§ **Written request**: Gather every line that includes the word "本题考查对句子的理解", please.

§ **Extracted records**:
****

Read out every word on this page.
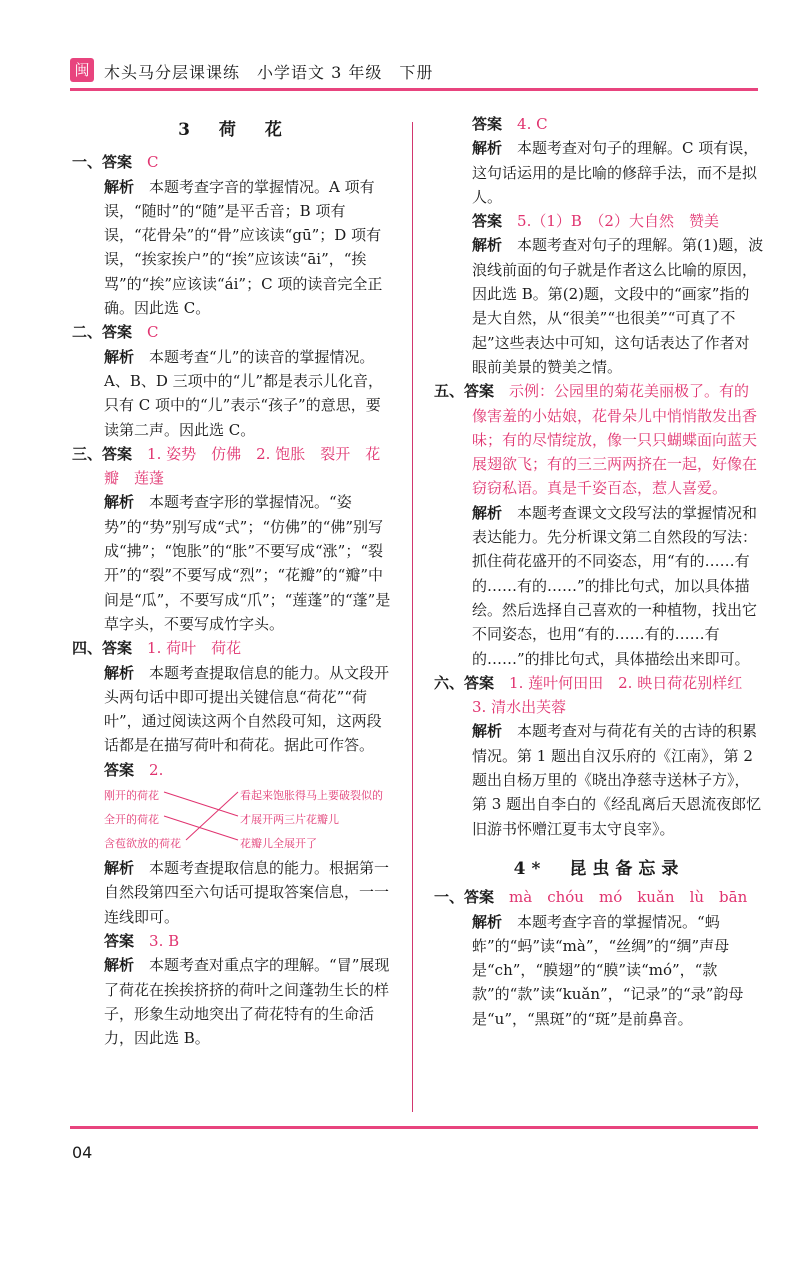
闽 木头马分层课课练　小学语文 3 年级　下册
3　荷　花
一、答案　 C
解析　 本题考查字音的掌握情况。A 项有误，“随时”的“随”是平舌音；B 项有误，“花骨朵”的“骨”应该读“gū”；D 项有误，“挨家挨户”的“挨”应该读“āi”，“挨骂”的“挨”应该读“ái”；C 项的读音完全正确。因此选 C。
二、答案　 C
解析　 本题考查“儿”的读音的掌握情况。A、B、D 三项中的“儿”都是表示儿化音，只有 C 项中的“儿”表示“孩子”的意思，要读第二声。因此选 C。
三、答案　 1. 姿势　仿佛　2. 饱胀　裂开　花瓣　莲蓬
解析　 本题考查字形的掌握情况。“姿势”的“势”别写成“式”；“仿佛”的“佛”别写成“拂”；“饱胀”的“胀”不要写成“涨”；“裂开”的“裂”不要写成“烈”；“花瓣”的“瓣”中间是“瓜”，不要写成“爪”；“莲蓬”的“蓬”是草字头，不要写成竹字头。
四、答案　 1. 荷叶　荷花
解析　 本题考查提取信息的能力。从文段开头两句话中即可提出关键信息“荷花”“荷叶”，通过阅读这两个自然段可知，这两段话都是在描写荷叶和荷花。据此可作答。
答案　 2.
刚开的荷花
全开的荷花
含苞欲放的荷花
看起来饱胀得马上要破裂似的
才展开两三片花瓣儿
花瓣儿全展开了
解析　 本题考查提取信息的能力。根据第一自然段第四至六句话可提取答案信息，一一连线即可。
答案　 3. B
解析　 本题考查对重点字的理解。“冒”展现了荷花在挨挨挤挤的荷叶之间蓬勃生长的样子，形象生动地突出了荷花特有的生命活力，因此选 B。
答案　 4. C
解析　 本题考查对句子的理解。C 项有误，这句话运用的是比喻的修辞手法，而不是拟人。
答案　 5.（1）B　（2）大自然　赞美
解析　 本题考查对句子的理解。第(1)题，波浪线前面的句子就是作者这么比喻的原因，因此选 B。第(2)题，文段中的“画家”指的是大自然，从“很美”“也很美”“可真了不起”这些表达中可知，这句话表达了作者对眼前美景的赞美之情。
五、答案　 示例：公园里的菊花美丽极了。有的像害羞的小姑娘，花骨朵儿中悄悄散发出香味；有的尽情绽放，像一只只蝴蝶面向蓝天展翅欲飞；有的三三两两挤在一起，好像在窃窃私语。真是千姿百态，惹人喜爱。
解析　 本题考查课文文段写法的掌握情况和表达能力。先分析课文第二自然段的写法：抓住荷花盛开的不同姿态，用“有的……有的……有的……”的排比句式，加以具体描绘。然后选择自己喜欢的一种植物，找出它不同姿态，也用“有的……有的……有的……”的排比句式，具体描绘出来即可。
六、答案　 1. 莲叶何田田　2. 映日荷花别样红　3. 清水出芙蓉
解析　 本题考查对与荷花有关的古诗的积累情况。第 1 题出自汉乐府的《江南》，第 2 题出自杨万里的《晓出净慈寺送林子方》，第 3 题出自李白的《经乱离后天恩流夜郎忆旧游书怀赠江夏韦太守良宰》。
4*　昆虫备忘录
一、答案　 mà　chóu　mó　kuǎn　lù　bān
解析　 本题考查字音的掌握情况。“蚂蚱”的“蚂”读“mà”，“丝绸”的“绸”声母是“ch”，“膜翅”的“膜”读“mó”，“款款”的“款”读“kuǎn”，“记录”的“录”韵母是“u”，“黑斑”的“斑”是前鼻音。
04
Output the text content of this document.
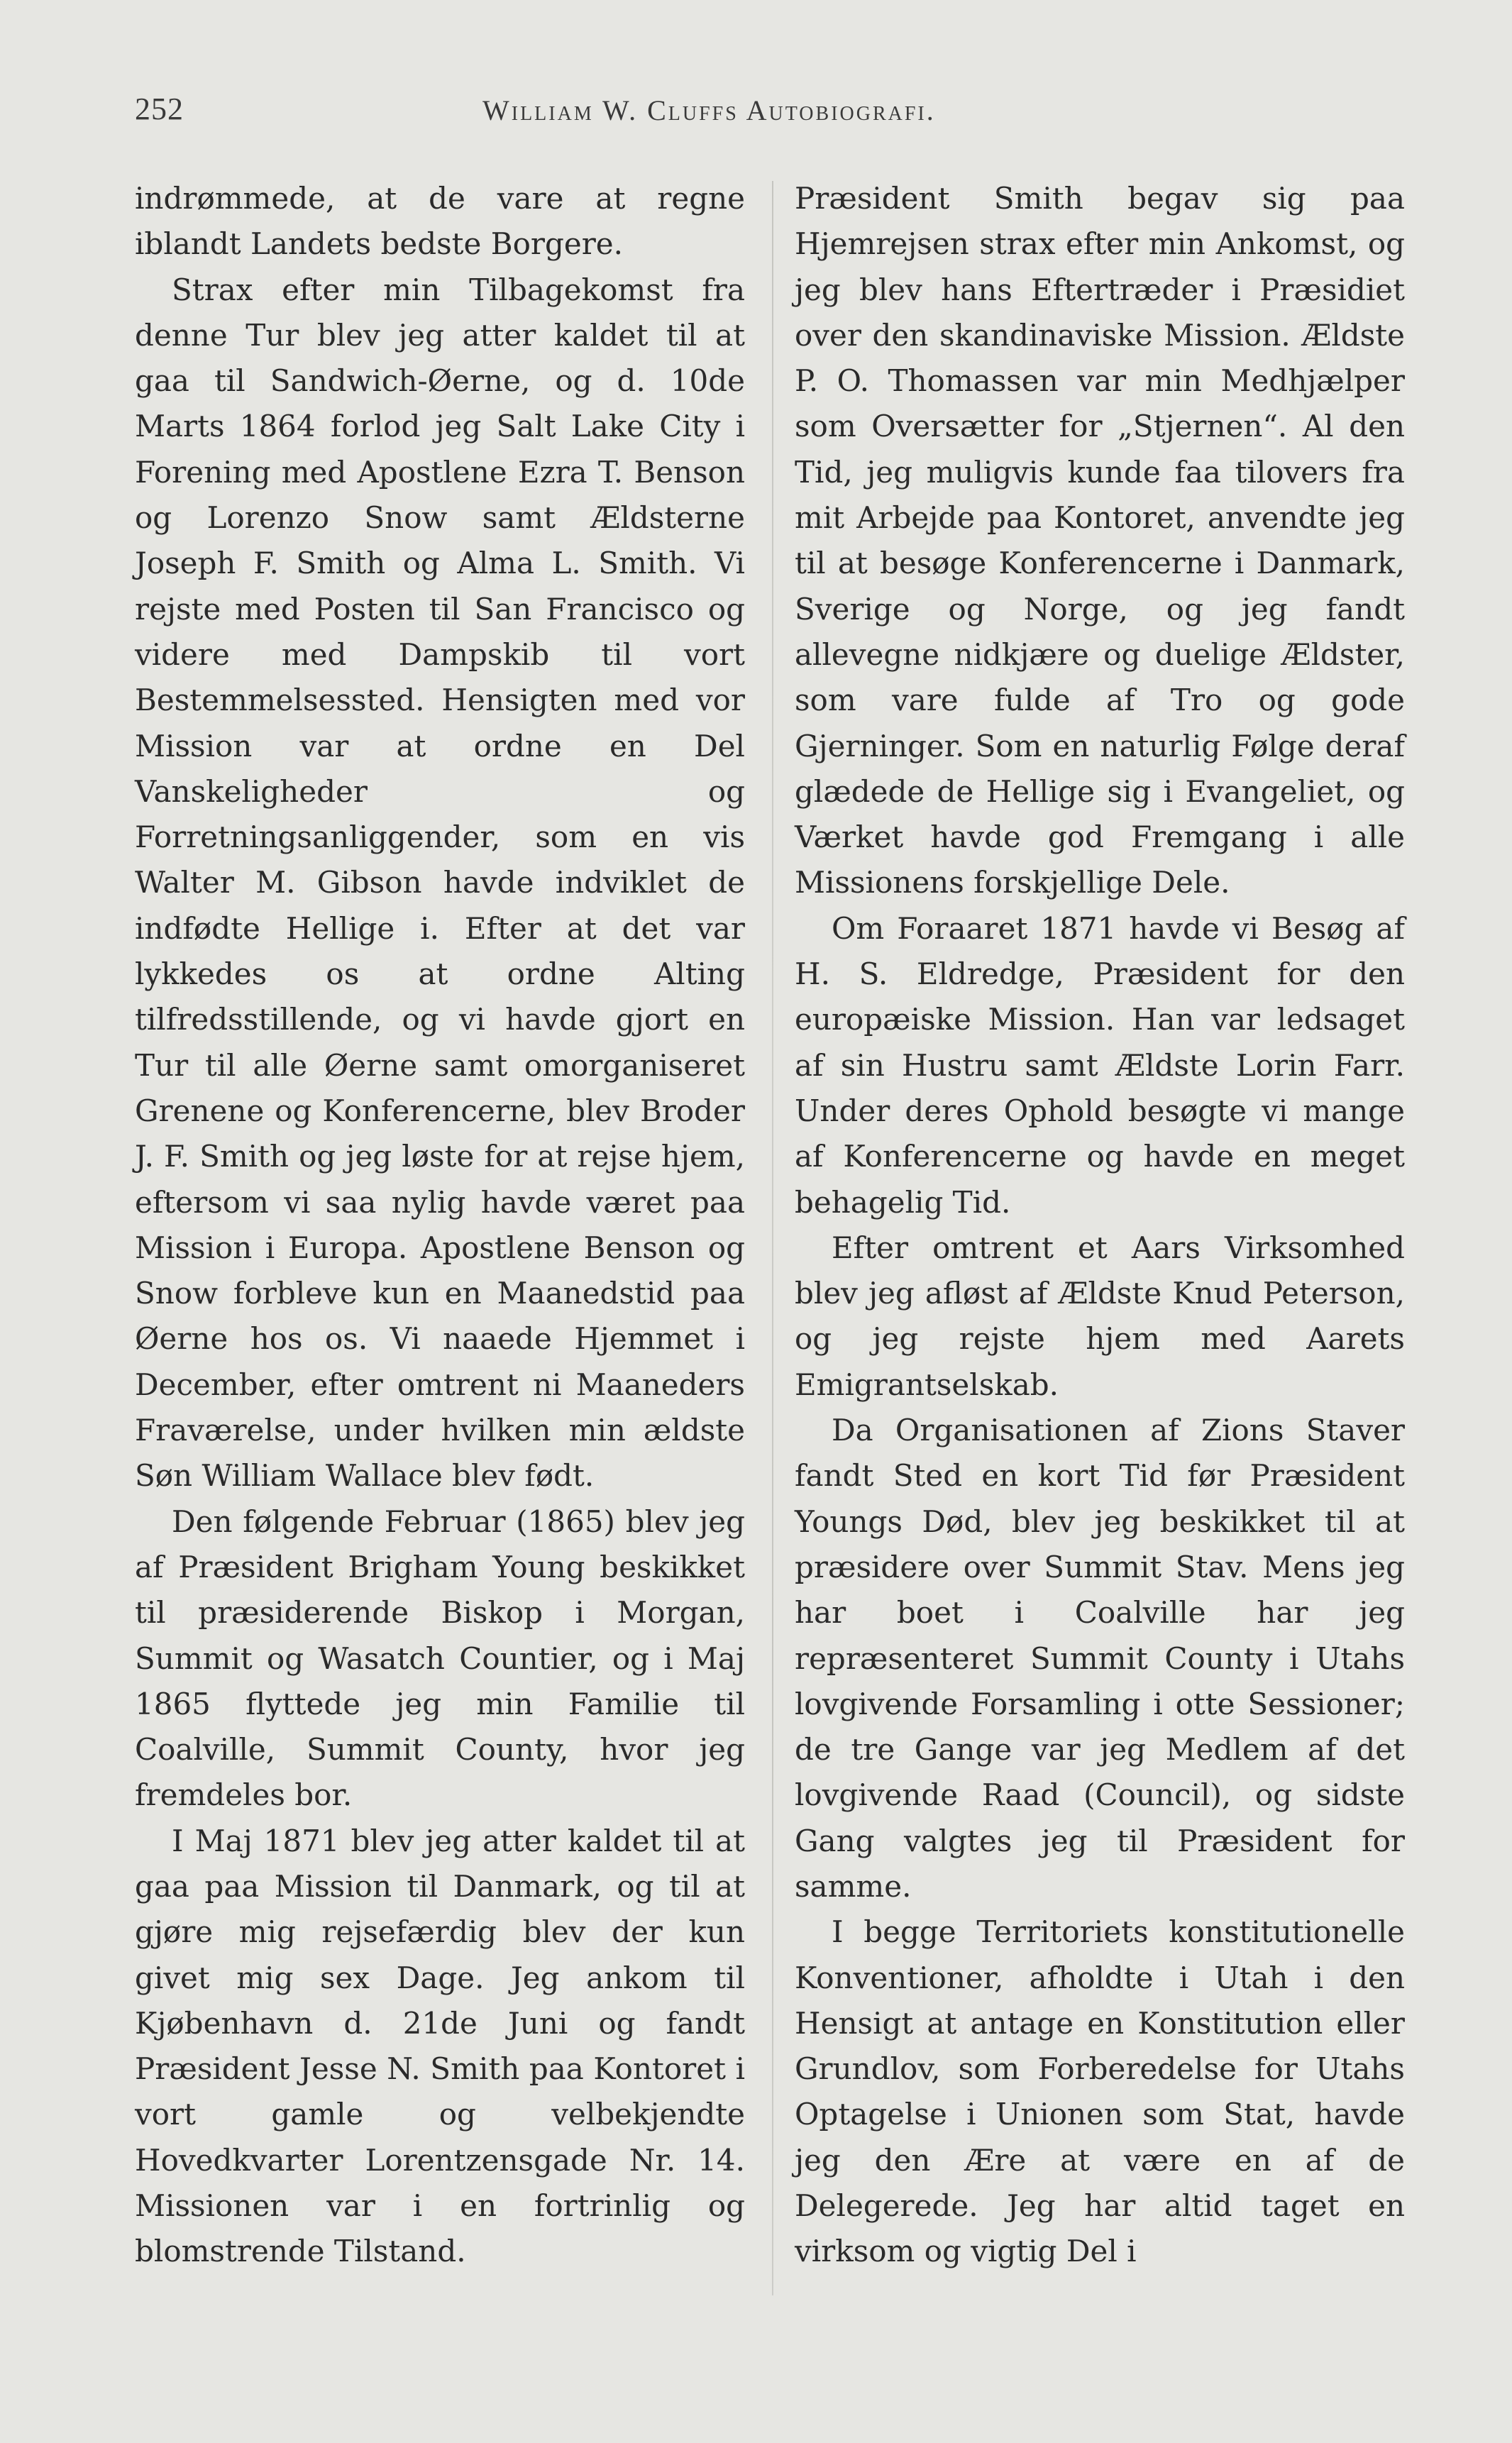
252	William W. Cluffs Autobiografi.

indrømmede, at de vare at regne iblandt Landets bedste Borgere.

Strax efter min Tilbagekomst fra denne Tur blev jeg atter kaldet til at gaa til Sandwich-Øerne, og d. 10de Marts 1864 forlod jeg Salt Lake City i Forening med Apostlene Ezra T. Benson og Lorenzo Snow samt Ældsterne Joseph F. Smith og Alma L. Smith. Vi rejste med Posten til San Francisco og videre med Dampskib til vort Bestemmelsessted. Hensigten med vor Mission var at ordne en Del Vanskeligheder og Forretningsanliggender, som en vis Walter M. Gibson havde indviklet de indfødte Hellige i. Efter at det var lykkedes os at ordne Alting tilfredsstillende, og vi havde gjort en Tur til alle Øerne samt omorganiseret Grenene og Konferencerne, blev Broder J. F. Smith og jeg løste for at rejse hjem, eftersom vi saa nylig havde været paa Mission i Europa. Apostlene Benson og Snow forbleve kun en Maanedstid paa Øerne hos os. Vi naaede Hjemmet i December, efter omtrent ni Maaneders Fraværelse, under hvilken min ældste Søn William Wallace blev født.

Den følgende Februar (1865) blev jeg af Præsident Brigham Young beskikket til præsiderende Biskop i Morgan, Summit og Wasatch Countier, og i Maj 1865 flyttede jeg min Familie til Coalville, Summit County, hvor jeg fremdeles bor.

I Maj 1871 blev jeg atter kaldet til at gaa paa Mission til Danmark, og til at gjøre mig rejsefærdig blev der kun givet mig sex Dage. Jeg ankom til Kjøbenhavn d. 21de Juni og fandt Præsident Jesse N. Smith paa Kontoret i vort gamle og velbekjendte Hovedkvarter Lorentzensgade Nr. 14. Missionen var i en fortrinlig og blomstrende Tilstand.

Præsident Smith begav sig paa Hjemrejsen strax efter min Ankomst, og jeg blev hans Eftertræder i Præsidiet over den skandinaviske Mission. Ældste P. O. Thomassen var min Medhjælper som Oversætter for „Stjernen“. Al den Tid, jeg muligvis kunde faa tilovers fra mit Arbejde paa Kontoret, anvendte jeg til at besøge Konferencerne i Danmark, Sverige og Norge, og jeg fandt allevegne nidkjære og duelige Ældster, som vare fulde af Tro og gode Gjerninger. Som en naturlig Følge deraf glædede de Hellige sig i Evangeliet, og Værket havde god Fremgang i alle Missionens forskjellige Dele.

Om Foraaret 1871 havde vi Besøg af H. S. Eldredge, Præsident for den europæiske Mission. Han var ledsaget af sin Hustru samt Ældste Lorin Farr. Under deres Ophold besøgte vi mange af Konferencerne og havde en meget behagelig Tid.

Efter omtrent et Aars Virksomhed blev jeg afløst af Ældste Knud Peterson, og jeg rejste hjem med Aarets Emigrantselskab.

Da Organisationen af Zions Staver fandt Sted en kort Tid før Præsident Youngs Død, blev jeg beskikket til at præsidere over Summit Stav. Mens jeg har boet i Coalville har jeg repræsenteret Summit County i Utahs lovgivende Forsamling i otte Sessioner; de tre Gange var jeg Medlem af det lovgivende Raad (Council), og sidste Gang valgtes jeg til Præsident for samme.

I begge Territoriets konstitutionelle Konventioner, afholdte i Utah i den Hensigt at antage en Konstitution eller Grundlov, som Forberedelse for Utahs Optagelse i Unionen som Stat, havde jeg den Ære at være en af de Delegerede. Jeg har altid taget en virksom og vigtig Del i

****

§ **The response**:
解析　 本题考查对句子的理解。C 项有误，这句话运用的是比喻的修辞手法，而不是拟人。
解析　 本题考查对句子的理解。第(1)题，波浪线前面的句子就是作者这么比喻的原因，因此选 B。第(2)题，文段中的“画家”指的是大自然，从“很美”“也很美”“可真了不起”这些表达中可知，这句话表达了作者对眼前美景的赞美之情。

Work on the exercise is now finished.